— Begin RECORDS TO USE —
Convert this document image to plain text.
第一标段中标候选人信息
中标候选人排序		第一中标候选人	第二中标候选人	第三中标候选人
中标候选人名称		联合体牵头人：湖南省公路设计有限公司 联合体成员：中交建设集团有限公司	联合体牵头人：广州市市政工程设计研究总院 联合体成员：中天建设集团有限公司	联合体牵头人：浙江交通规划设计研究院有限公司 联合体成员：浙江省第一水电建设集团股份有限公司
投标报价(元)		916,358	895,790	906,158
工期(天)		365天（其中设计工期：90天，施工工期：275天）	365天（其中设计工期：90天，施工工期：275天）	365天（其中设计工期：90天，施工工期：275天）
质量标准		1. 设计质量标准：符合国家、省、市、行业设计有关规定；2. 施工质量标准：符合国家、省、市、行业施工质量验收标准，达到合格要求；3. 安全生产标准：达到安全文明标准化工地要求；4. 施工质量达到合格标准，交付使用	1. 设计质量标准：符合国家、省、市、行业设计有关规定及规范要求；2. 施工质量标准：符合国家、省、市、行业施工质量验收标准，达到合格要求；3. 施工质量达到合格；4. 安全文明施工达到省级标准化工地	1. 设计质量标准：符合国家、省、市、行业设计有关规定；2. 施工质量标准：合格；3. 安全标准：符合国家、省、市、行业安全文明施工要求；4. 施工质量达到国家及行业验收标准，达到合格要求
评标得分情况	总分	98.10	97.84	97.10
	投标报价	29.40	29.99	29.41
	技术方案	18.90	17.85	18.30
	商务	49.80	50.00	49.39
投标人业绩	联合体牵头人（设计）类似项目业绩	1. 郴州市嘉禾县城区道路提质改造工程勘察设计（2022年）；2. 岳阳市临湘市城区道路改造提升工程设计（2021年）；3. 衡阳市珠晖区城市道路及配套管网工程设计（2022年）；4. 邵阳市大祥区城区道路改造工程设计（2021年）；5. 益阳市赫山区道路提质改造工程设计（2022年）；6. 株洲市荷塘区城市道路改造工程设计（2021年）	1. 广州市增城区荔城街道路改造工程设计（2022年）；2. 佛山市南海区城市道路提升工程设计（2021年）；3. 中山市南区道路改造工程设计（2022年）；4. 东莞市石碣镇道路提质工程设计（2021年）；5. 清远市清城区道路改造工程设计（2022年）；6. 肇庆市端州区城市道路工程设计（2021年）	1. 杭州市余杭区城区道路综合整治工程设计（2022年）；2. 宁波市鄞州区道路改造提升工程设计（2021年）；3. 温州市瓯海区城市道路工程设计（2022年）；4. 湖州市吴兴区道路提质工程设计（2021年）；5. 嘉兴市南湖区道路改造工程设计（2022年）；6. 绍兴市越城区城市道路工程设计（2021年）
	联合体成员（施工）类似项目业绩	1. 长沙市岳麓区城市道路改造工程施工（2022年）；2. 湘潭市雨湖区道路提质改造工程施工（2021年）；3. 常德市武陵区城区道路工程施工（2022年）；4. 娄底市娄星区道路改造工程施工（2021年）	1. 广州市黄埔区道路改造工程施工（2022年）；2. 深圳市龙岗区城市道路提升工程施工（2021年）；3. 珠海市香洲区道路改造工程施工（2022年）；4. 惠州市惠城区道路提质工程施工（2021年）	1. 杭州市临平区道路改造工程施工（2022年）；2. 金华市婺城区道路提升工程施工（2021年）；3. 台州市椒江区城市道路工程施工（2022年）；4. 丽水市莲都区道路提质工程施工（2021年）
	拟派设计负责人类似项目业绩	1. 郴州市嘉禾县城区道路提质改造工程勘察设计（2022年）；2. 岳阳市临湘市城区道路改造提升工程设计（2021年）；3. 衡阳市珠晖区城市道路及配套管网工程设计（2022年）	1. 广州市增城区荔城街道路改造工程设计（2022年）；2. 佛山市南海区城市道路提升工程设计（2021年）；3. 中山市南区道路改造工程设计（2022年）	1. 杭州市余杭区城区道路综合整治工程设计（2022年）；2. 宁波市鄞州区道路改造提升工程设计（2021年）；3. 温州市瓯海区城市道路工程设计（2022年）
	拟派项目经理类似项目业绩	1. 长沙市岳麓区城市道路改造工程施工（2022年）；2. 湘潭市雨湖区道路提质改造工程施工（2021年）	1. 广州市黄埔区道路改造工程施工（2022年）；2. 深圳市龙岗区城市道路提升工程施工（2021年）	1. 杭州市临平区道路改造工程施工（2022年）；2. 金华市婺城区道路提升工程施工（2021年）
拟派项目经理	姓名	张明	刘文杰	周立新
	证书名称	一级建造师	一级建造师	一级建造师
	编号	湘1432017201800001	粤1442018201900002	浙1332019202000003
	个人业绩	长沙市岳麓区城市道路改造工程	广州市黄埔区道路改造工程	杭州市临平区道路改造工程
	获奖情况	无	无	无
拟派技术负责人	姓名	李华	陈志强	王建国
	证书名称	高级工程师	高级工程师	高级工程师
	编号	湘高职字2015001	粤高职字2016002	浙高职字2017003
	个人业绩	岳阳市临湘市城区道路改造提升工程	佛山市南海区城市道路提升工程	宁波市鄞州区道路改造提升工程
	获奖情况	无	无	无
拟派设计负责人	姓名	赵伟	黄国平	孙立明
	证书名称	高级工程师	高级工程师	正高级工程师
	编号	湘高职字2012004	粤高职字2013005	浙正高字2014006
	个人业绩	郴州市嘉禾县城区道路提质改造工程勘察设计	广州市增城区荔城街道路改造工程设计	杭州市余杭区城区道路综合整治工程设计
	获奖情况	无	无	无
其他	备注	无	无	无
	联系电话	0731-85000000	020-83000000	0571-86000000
— End RECORDS TO USE —
- [WHAT THE TASK REQUIRES]: Identify every line above that includes the word "投标报价", and show those lines.

- [CORRECT OUTPUT]:
投标报价(元)		916,358	895,790	906,158
	投标报价	29.40	29.99	29.41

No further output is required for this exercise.